__PROBLEM__
Show every line that has the string "whether" in it.

Dataset entries
※
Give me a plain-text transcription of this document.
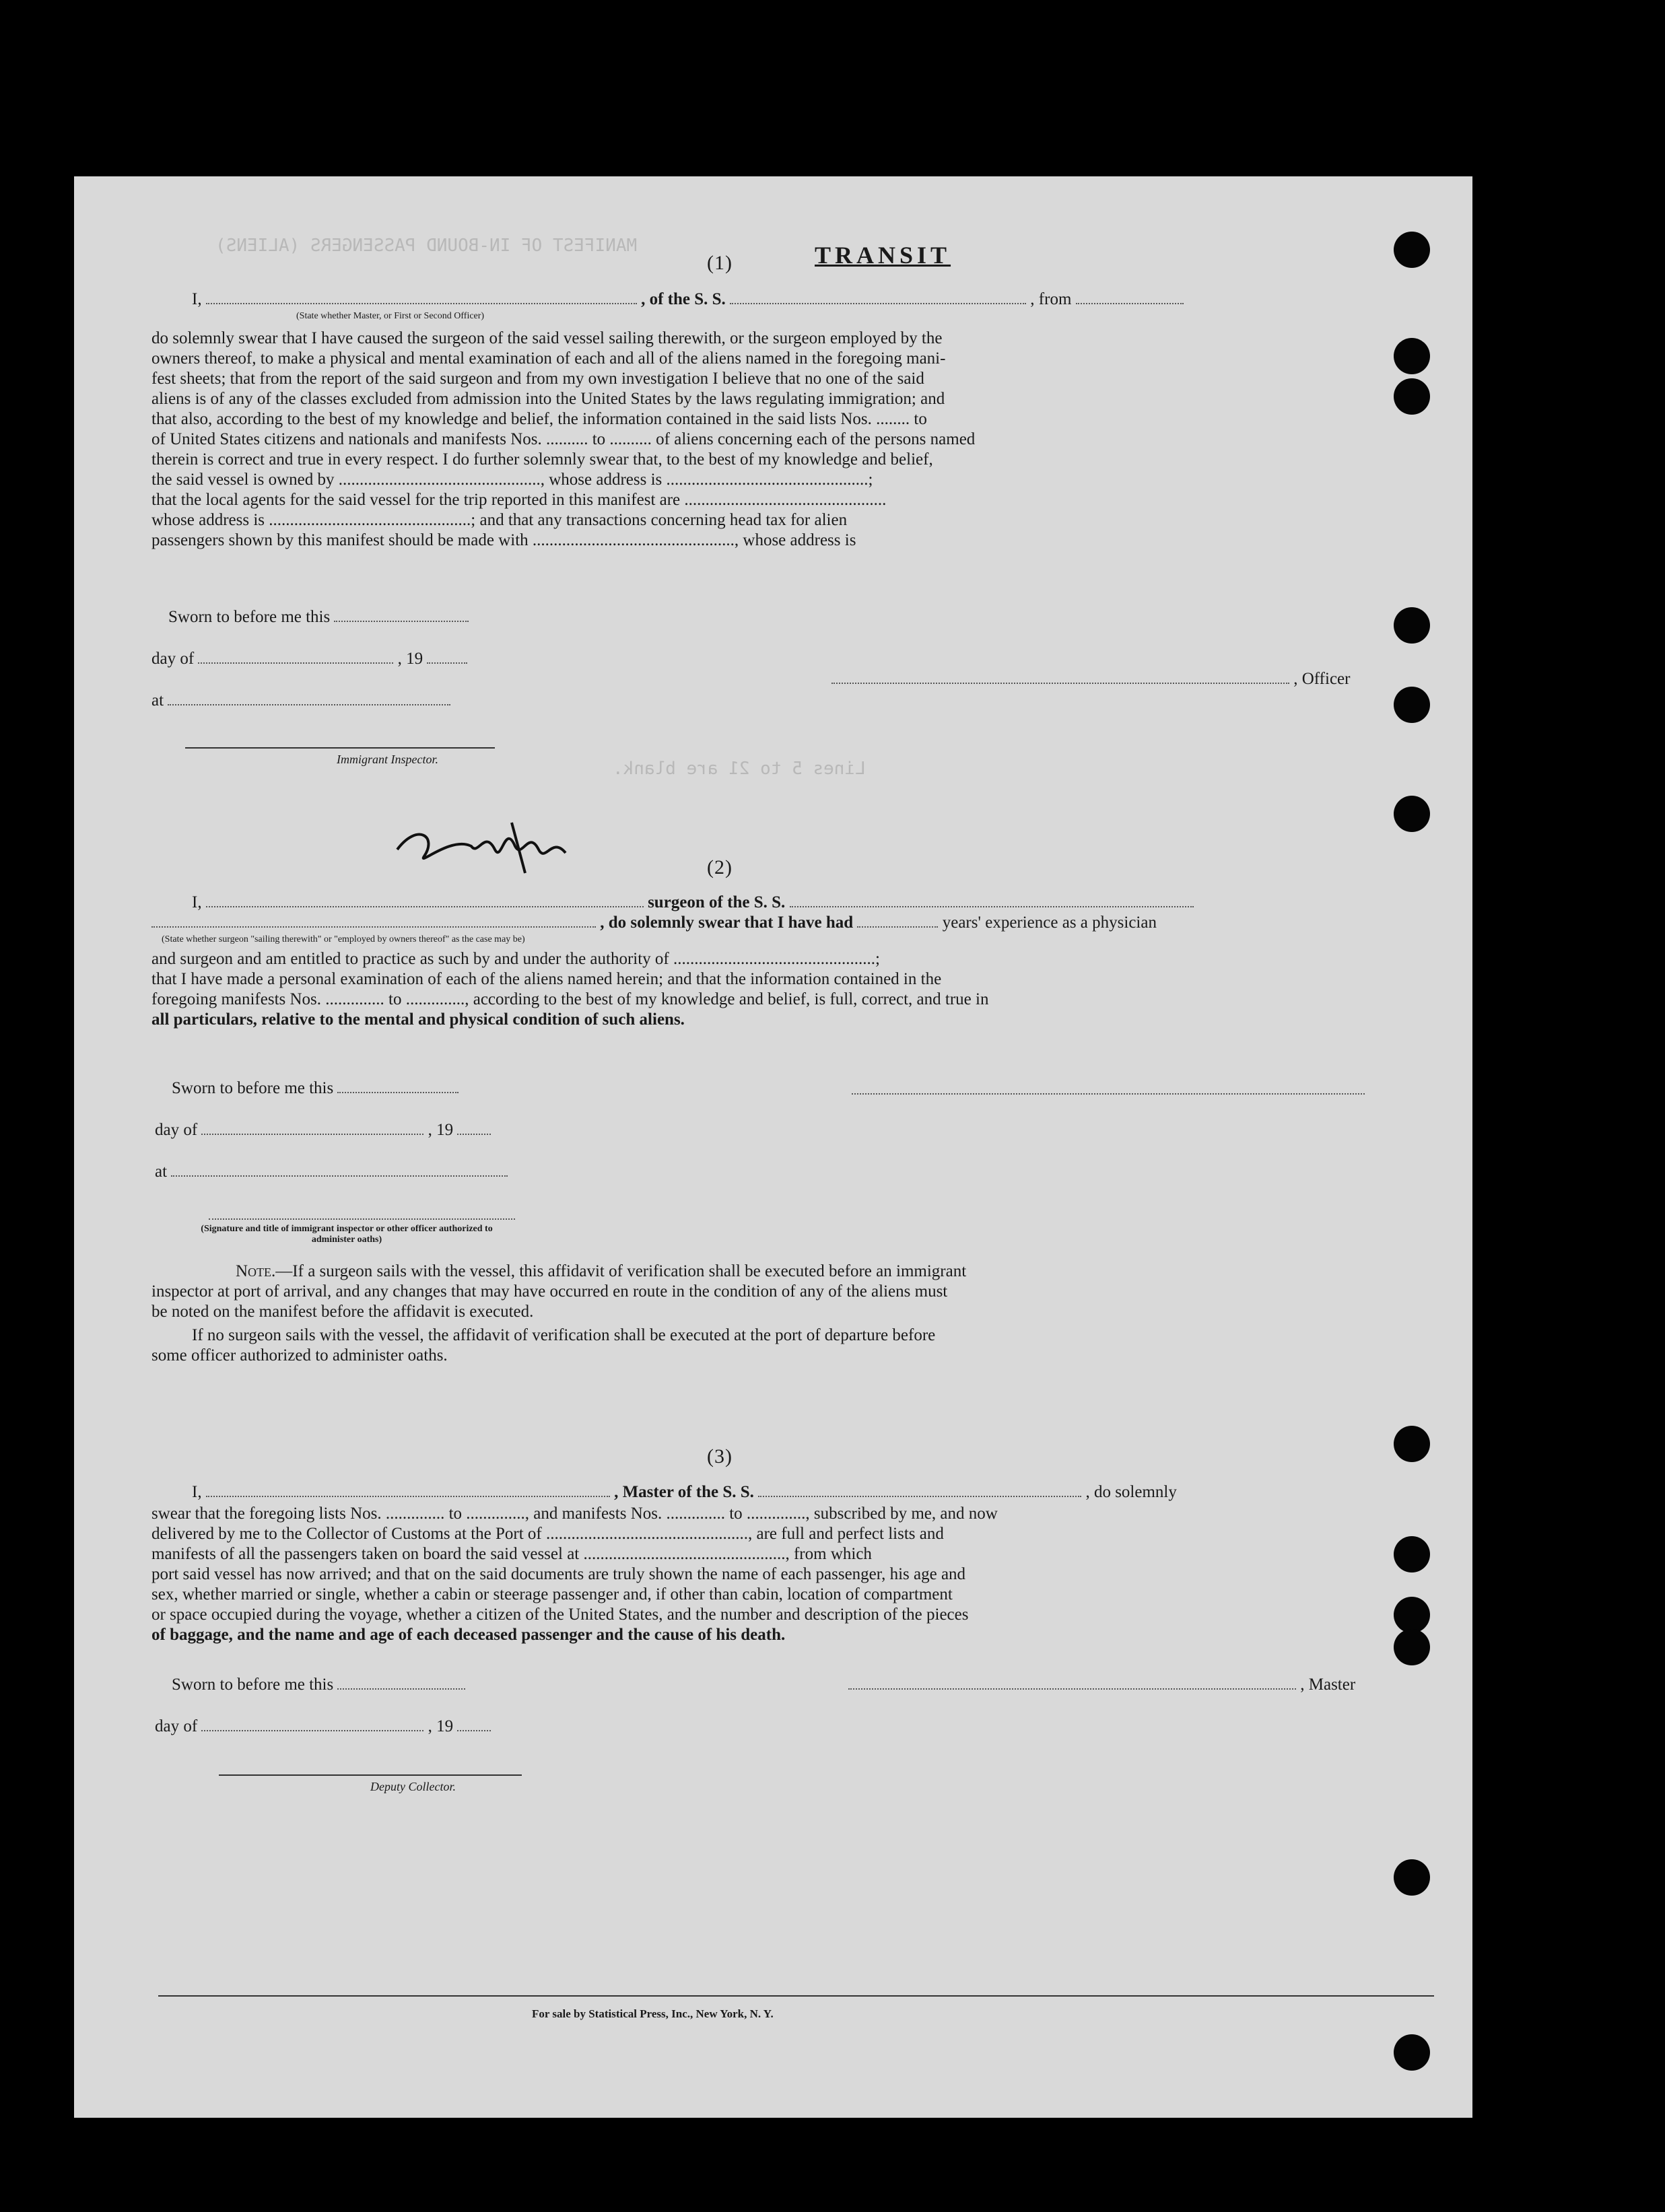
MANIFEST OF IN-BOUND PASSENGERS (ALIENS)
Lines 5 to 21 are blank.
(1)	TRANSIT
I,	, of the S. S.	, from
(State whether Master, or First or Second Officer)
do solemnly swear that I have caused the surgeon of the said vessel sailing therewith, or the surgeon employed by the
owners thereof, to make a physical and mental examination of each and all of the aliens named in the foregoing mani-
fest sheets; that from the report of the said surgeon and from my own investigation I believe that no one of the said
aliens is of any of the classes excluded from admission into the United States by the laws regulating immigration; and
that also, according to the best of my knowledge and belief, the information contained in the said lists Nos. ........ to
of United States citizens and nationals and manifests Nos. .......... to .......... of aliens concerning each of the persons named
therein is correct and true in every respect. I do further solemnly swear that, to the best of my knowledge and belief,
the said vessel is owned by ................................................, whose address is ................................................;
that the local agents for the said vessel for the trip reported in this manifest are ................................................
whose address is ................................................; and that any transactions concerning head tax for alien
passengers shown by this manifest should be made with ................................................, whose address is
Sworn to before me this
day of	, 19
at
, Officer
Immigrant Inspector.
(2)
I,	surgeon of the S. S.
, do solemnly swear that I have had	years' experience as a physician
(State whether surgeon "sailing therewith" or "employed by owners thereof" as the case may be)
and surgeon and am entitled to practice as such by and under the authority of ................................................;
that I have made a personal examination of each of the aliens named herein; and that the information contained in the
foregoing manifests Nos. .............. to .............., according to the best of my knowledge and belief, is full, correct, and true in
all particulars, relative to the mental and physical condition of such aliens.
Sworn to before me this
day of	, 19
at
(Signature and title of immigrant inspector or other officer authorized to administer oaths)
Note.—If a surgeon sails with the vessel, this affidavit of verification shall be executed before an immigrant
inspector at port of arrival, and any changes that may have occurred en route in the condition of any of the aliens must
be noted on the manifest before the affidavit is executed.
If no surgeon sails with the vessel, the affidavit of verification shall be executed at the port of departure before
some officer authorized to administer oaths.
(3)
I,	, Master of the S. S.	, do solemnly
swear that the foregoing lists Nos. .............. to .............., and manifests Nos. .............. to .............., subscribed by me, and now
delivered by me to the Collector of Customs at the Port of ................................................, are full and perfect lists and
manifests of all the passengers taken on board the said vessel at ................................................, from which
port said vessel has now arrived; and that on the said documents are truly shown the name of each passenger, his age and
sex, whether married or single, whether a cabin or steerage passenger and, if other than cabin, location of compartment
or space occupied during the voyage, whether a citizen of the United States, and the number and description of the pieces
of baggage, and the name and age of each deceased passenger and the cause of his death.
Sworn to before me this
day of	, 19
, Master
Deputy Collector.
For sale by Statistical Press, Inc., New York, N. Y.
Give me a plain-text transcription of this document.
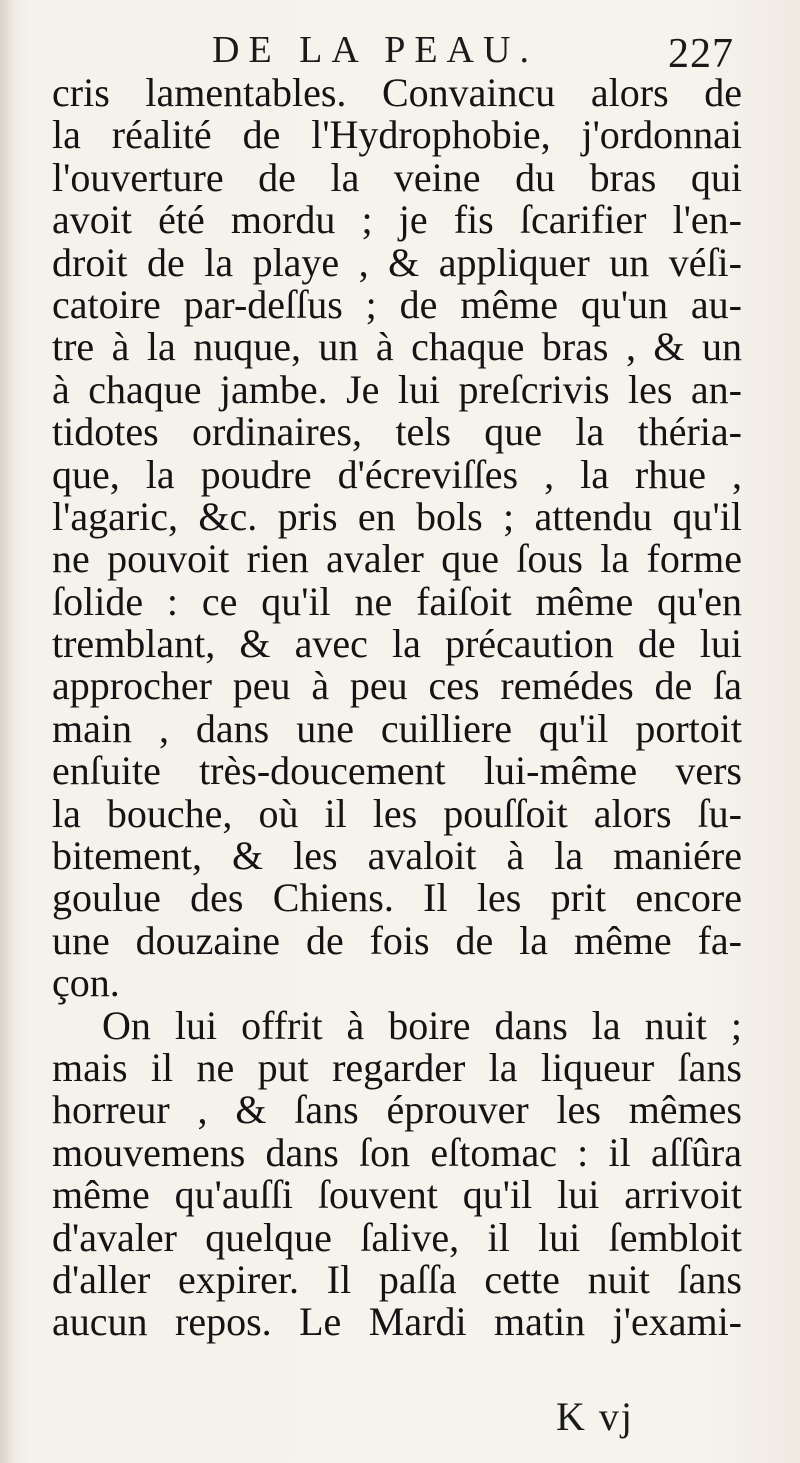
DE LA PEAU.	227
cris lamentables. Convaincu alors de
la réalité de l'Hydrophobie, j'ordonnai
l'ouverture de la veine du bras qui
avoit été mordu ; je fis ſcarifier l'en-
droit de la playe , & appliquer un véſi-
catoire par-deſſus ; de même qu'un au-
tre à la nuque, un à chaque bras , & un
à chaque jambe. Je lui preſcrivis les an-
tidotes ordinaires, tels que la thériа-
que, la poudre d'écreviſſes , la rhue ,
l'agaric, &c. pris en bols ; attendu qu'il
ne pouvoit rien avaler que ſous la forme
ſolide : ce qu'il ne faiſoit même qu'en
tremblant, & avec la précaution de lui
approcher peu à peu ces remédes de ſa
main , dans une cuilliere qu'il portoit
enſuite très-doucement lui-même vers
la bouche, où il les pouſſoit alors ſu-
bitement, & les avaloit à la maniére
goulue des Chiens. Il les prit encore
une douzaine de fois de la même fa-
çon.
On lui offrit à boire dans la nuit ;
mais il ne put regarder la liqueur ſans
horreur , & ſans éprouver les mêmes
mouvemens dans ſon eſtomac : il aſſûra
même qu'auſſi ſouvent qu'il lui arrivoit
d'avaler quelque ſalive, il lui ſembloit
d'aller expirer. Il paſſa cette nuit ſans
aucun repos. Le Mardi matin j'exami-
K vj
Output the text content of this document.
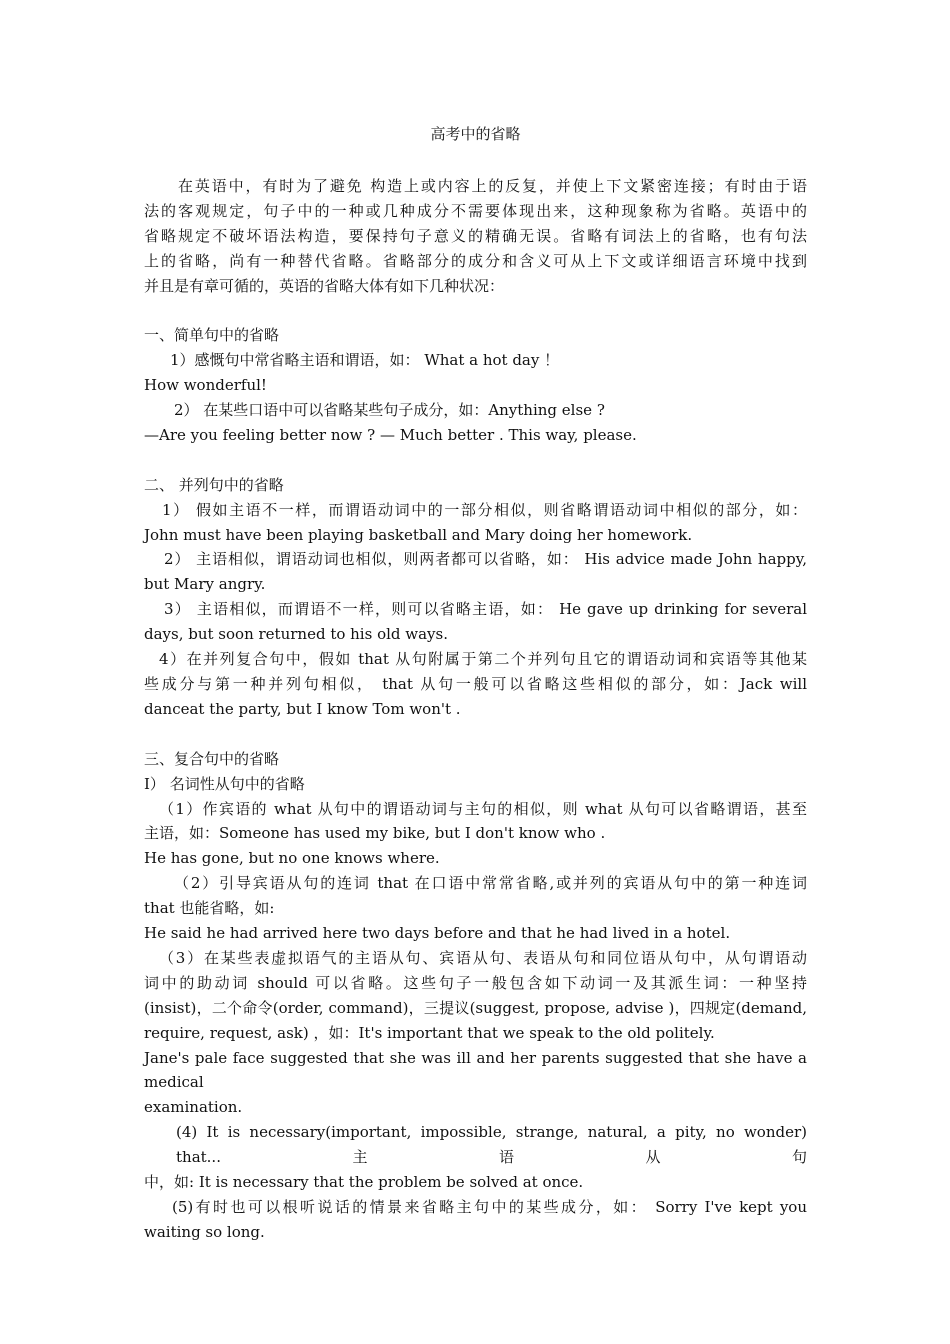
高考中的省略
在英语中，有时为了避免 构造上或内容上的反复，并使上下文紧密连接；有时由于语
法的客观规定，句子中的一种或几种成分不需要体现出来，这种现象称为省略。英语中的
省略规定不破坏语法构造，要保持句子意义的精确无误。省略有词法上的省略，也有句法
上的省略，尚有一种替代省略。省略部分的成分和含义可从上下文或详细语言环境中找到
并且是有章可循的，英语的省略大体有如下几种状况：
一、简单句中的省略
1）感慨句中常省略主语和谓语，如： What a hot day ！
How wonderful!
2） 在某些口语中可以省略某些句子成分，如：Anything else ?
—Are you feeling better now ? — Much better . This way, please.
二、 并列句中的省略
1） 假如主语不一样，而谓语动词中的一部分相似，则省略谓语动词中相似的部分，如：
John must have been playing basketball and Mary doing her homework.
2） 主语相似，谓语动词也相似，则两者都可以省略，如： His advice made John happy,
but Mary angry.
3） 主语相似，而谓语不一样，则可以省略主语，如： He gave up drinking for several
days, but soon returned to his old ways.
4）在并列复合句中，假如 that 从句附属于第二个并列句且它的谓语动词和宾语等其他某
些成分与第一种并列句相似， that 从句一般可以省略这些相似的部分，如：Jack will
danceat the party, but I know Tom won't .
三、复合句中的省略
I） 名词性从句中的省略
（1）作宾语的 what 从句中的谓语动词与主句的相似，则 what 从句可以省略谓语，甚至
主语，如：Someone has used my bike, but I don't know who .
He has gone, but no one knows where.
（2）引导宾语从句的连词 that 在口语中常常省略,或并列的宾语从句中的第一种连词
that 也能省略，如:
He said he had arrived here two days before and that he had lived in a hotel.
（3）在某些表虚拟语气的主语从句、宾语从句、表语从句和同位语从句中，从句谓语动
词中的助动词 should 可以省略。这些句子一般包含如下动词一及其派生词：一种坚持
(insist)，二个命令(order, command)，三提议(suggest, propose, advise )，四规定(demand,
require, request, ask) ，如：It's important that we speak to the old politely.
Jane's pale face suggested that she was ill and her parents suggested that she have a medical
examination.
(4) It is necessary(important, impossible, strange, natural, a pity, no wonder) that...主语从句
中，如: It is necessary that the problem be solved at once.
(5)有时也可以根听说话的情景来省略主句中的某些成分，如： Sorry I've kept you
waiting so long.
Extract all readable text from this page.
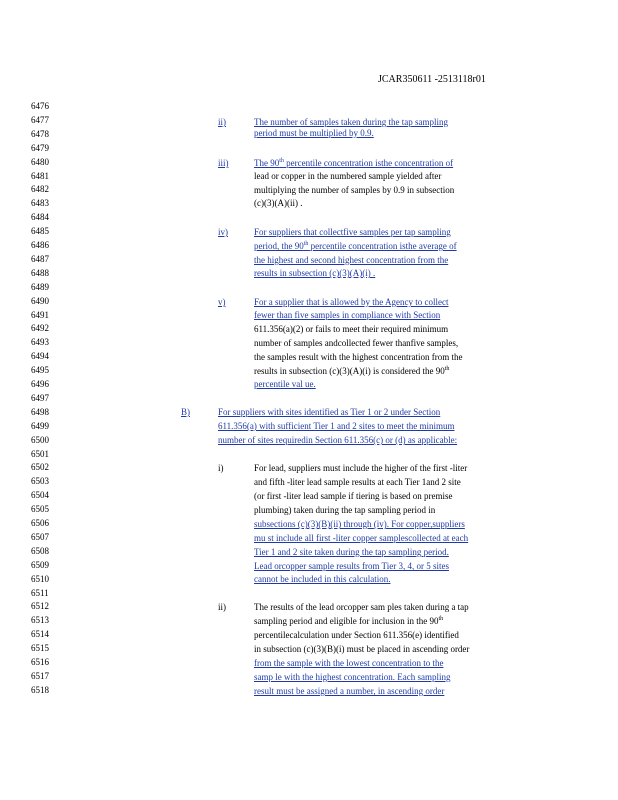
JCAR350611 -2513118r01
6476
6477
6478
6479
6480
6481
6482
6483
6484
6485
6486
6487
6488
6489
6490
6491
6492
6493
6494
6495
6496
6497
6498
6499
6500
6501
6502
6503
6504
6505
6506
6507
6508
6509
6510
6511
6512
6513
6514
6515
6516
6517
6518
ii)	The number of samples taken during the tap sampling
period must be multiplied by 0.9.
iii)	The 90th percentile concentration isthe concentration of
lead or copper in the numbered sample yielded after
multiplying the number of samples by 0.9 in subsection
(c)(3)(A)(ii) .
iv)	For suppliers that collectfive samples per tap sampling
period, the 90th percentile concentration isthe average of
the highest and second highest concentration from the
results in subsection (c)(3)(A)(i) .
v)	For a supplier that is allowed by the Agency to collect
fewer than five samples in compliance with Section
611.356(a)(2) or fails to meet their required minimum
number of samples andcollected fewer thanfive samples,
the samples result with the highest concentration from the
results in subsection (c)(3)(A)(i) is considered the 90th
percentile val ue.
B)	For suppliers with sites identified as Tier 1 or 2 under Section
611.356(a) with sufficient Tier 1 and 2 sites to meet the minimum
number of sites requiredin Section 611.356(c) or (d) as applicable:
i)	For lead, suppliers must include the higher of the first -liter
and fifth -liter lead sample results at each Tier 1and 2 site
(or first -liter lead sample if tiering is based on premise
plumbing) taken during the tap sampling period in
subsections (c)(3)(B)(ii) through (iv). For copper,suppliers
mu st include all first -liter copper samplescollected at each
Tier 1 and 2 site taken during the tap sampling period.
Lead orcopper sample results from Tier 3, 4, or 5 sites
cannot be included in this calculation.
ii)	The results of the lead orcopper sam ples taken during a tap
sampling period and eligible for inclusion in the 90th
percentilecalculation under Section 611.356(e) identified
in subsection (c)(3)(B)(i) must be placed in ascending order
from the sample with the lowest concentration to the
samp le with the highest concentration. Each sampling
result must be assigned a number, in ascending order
※
__REPLY__
(State whether Master, or First or Second Officer)
(State whether surgeon "sailing therewith" or "employed by owners thereof" as the case may be)
sex, whether married or single, whether a cabin or steerage passenger and, if other than cabin, location of compartment
or space occupied during the voyage, whether a citizen of the United States, and the number and description of the pieces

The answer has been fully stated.